> [Goal]: Give every entry again, unchanged, and leave its images out.

> [Information provided]:
☆ ☆ ☆ ☆

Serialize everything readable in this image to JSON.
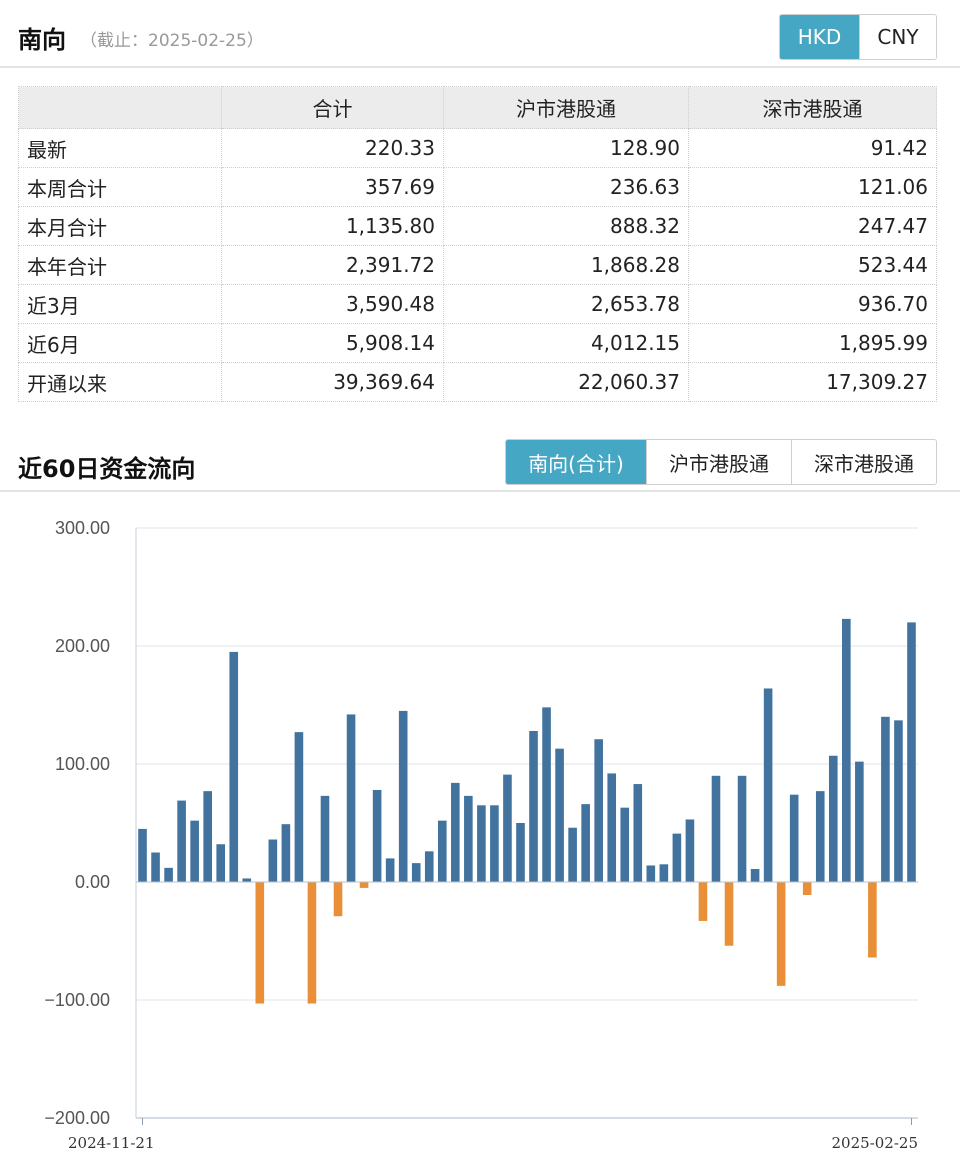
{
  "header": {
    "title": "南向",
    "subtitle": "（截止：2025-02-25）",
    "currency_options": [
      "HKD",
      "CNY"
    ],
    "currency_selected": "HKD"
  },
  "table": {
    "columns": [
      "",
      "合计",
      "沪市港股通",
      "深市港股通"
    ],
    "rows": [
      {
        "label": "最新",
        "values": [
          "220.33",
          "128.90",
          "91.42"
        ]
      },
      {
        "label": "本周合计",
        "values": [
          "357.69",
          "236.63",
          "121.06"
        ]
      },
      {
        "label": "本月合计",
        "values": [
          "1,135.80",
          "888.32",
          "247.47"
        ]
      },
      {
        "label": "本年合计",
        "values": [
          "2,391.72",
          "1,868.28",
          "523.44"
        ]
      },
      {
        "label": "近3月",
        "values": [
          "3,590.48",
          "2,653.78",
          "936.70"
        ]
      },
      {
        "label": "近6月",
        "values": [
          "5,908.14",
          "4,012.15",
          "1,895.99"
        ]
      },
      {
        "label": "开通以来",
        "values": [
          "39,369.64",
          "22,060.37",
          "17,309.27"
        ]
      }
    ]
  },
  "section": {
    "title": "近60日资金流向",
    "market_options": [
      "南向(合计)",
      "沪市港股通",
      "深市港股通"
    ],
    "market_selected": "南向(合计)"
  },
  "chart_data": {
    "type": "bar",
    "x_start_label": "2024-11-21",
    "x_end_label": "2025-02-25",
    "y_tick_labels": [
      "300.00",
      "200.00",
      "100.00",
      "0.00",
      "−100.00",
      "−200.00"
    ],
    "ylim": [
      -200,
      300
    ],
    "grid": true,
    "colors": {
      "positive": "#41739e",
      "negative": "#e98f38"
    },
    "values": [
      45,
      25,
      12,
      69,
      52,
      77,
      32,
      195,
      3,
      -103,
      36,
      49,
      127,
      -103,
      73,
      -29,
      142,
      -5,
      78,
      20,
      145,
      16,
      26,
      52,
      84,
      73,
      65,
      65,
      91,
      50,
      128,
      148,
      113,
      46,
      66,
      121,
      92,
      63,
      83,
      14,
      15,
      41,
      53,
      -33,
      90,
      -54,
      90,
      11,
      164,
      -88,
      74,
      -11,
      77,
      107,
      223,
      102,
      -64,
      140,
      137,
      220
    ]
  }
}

☆ ☆ ☆ ☆

> [Result of this task]:
Serialize everything readable in this image to JSON.
{
  "header": {
    "title": "南向",
    "subtitle": "（截止：2025-02-25）",
    "currency_options": [
      "HKD",
      "CNY"
    ],
    "currency_selected": "HKD"
  },
  "table": {
    "columns": [
      "",
      "合计",
      "沪市港股通",
      "深市港股通"
    ],
    "rows": [
      {
        "label": "最新",
        "values": [
          "220.33",
          "128.90",
          "91.42"
        ]
      },
      {
        "label": "本周合计",
        "values": [
          "357.69",
          "236.63",
          "121.06"
        ]
      },
      {
        "label": "本月合计",
        "values": [
          "1,135.80",
          "888.32",
          "247.47"
        ]
      },
      {
        "label": "本年合计",
        "values": [
          "2,391.72",
          "1,868.28",
          "523.44"
        ]
      },
      {
        "label": "近3月",
        "values": [
          "3,590.48",
          "2,653.78",
          "936.70"
        ]
      },
      {
        "label": "近6月",
        "values": [
          "5,908.14",
          "4,012.15",
          "1,895.99"
        ]
      },
      {
        "label": "开通以来",
        "values": [
          "39,369.64",
          "22,060.37",
          "17,309.27"
        ]
      }
    ]
  },
  "section": {
    "title": "近60日资金流向",
    "market_options": [
      "南向(合计)",
      "沪市港股通",
      "深市港股通"
    ],
    "market_selected": "南向(合计)"
  },
  "chart_data": {
    "type": "bar",
    "x_start_label": "2024-11-21",
    "x_end_label": "2025-02-25",
    "y_tick_labels": [
      "300.00",
      "200.00",
      "100.00",
      "0.00",
      "−100.00",
      "−200.00"
    ],
    "ylim": [
      -200,
      300
    ],
    "grid": true,
    "colors": {
      "positive": "#41739e",
      "negative": "#e98f38"
    },
    "values": [
      45,
      25,
      12,
      69,
      52,
      77,
      32,
      195,
      3,
      -103,
      36,
      49,
      127,
      -103,
      73,
      -29,
      142,
      -5,
      78,
      20,
      145,
      16,
      26,
      52,
      84,
      73,
      65,
      65,
      91,
      50,
      128,
      148,
      113,
      46,
      66,
      121,
      92,
      63,
      83,
      14,
      15,
      41,
      53,
      -33,
      90,
      -54,
      90,
      11,
      164,
      -88,
      74,
      -11,
      77,
      107,
      223,
      102,
      -64,
      140,
      137,
      220
    ]
  }
}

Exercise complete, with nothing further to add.